Using the information
• 1. In the book review, who visited Spencer in London?
• 2. Rewrite the book review from "I also love" through "the overall story.", changing "rugby" to "cricket".
• 3. List every character the book review mentions by name.

Study text
════════════════════
Outside of historical romance, virgin romance heroines do not work for me. Not usually, anyway. In this case, Caitlyn's traumatic past, her plain-spoken honesty about her issues in the face of crushing humiliation, her intent to triumph over them, and the touches of humor that lightened the tone of some of her efforts, made it all fit in such a nice way that I ended up feeling just fine with it all. That was a fairly large and pleasant surprise.
It helped, too, that Caitlyn's personality was so stellar and her job was so interesting. She was far, far more than her virginity in this story. Her past may have crippled her, but she was exceptionally competent, self-aware, and independent in all other areas of her life and I liked her very much as a character.
Spencer was just a complete doll. Sure, he was hot and sexy and all that, but it was his good humor, his genuine kindness and patience, and his love for his grandfather that really made me fall head over heels for him. And I loved him with Caitlyn. It was more than sexual chemistry (which was just fine on its own merit), there was the sense of a true accord between them, a friendship just as strong as their romance. Loved it.
I also love a good sports romance, but I do think it translates better for me when I have at least some basic understanding of the featured sport. Unfortunately, what I know about rugby could fit on the head of a very small pin. I appreciated Spencer trying to explain it a little to Caitlyn, because that was exactly the simplistic tutorial I needed, too, but I just couldn't quite connect to it as I do the sports I'm familiar with. Thankfully, the sports angle wasn't a huge part of the overall story.
The arc of their romance and the plot of the book were both strong, satisfying elements of the story. I loved when Philip was visiting Spencer in London. He was a great secondary character and I adored him. After he returns home, though, and the story widens its focus to include more detail about Caitlyn's career, the intensity of the relationship between her and Spencer really starts to build up nicely. Until a romantic plot twist that sparked the inevitable romance conflict, anyway.
════════════════════
Records
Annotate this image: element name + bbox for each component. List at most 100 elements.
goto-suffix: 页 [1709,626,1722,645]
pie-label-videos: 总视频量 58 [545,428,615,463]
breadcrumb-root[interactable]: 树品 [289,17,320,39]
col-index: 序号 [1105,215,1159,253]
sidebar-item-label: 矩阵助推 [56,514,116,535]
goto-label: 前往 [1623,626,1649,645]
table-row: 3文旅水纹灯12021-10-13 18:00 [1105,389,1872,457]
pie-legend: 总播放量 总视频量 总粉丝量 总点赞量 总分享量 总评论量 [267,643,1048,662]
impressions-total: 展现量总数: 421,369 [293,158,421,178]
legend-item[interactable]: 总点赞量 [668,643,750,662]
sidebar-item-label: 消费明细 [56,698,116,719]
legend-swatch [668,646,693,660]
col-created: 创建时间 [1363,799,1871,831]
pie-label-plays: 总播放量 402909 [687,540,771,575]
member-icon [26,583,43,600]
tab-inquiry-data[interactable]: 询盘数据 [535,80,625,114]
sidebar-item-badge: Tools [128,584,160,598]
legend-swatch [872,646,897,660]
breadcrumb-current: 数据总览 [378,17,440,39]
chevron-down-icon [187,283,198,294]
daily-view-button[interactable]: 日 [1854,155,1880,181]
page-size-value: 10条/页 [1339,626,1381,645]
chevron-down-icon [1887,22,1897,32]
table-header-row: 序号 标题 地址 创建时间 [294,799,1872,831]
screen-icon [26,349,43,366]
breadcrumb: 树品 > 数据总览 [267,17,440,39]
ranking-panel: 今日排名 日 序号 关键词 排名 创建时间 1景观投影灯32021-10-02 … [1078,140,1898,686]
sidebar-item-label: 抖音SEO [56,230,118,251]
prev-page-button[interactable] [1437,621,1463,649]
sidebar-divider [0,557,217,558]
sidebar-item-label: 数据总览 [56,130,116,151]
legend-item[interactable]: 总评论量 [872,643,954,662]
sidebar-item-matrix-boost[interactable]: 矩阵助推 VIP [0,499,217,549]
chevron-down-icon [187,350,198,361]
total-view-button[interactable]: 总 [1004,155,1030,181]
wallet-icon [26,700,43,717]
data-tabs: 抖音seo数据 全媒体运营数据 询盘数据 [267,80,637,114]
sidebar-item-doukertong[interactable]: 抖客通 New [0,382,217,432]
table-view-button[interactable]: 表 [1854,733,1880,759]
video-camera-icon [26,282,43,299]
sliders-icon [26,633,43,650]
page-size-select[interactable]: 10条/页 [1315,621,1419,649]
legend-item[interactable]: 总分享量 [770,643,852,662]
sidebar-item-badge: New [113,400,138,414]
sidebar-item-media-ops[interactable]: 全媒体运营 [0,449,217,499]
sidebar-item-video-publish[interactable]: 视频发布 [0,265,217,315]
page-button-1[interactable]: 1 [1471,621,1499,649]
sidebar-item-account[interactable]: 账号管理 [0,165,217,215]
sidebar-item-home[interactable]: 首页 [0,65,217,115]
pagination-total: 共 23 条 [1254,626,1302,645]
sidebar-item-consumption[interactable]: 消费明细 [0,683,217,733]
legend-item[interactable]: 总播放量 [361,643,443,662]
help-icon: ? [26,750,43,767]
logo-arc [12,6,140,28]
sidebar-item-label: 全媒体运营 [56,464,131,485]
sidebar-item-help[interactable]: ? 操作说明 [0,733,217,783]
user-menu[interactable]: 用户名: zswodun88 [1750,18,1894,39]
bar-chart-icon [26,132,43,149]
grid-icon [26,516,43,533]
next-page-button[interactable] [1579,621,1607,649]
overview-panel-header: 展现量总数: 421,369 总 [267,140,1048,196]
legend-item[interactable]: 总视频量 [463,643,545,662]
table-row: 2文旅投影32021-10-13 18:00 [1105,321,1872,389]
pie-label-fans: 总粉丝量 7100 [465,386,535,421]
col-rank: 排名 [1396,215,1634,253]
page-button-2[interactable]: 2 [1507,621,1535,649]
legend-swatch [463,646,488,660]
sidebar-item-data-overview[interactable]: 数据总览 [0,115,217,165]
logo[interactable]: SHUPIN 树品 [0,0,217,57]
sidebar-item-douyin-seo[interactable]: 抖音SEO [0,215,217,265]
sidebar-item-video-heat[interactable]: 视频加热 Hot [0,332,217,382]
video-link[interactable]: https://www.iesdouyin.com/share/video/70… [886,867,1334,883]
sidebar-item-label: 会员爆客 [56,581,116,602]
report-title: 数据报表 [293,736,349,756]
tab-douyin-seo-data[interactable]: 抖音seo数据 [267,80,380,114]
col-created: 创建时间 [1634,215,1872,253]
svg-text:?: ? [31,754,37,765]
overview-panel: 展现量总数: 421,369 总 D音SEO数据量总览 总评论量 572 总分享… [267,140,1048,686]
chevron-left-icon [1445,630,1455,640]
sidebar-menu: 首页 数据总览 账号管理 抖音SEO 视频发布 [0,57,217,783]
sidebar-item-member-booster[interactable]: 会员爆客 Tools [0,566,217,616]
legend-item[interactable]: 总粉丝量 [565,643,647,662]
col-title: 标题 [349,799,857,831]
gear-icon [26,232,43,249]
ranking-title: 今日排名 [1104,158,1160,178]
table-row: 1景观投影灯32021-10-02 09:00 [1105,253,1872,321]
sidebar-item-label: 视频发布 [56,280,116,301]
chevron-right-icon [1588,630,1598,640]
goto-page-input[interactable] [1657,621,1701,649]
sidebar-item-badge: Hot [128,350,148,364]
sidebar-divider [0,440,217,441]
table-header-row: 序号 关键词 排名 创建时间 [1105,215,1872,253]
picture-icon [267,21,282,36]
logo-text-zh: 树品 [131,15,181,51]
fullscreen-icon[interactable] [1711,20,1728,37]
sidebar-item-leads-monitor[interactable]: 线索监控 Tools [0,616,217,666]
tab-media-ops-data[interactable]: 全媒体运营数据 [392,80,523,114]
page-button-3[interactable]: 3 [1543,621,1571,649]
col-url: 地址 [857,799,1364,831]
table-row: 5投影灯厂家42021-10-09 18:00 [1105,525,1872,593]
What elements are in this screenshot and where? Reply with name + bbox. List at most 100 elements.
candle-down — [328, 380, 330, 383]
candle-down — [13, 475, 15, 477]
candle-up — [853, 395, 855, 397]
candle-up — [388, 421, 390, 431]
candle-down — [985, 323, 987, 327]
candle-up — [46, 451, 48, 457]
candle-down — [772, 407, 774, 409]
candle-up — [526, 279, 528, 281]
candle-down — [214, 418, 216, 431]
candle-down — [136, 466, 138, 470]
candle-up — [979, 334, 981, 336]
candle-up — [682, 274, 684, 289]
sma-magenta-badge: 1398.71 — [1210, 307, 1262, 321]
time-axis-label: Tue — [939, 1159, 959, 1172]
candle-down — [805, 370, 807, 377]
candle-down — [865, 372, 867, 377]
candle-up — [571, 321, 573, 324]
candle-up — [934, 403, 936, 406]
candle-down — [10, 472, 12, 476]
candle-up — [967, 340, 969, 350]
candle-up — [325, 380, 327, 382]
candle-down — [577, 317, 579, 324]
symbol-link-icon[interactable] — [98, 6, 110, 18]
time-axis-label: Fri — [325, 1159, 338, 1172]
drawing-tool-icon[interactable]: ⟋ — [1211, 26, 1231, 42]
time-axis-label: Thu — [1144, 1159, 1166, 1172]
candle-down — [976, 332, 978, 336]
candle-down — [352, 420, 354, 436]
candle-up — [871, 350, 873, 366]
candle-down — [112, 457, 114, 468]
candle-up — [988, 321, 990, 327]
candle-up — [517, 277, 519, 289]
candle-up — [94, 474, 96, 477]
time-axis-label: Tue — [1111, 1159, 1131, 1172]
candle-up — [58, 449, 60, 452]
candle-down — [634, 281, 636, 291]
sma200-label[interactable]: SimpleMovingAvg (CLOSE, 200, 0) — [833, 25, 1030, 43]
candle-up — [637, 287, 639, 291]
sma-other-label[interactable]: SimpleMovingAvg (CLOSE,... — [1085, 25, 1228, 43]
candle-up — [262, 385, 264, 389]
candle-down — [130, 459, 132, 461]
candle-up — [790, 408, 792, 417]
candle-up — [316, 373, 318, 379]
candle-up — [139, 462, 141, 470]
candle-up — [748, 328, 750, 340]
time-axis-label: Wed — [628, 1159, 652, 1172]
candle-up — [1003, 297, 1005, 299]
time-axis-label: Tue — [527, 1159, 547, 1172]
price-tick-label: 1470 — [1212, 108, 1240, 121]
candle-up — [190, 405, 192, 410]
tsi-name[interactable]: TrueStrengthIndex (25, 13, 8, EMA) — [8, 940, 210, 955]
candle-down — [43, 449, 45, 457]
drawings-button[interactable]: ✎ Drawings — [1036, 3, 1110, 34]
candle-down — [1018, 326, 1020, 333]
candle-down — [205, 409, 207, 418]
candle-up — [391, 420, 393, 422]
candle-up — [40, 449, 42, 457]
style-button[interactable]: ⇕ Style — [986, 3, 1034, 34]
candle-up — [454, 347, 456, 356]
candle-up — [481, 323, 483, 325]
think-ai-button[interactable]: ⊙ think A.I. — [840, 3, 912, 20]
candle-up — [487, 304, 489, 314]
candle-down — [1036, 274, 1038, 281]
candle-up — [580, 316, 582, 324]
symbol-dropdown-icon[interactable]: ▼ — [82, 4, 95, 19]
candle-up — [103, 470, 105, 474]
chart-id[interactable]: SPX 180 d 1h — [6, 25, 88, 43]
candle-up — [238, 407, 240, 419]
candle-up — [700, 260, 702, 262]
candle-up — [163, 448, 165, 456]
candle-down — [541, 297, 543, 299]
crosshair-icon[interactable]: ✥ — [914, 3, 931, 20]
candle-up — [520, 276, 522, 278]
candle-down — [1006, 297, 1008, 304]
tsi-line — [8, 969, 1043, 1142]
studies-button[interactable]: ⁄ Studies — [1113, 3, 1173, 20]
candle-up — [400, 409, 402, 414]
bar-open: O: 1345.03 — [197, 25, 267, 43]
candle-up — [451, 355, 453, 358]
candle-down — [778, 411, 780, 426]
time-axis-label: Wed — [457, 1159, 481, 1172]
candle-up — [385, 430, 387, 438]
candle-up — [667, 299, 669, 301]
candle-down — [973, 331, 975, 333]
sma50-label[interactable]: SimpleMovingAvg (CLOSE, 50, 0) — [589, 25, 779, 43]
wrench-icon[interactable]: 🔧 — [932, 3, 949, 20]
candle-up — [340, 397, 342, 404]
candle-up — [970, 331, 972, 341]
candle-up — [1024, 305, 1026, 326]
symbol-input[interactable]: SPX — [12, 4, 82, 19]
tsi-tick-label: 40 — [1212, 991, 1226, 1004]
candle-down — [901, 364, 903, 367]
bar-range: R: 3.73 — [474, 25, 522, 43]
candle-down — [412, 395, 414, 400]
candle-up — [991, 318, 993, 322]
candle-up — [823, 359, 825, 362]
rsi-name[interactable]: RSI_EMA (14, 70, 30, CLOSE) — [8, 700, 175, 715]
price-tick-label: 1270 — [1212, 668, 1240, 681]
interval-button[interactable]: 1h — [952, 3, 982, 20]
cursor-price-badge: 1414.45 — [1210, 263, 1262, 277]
════════════════════
Exercise solutions
• 1. Philip

• 2.
I also love a good sports romance, but I do think it translates better for me when I have at least some basic understanding of the featured sport. Unfortunately, what I know about cricket could fit on the head of a very small pin. I appreciated Spencer trying to explain it a little to Caitlyn, because that was exactly the simplistic tutorial I needed, too, but I just couldn't quite connect to it as I do the sports I'm familiar with. Thankfully, the sports angle wasn't a huge part of the overall story.

• 3. Caitlyn, Spencer, Philip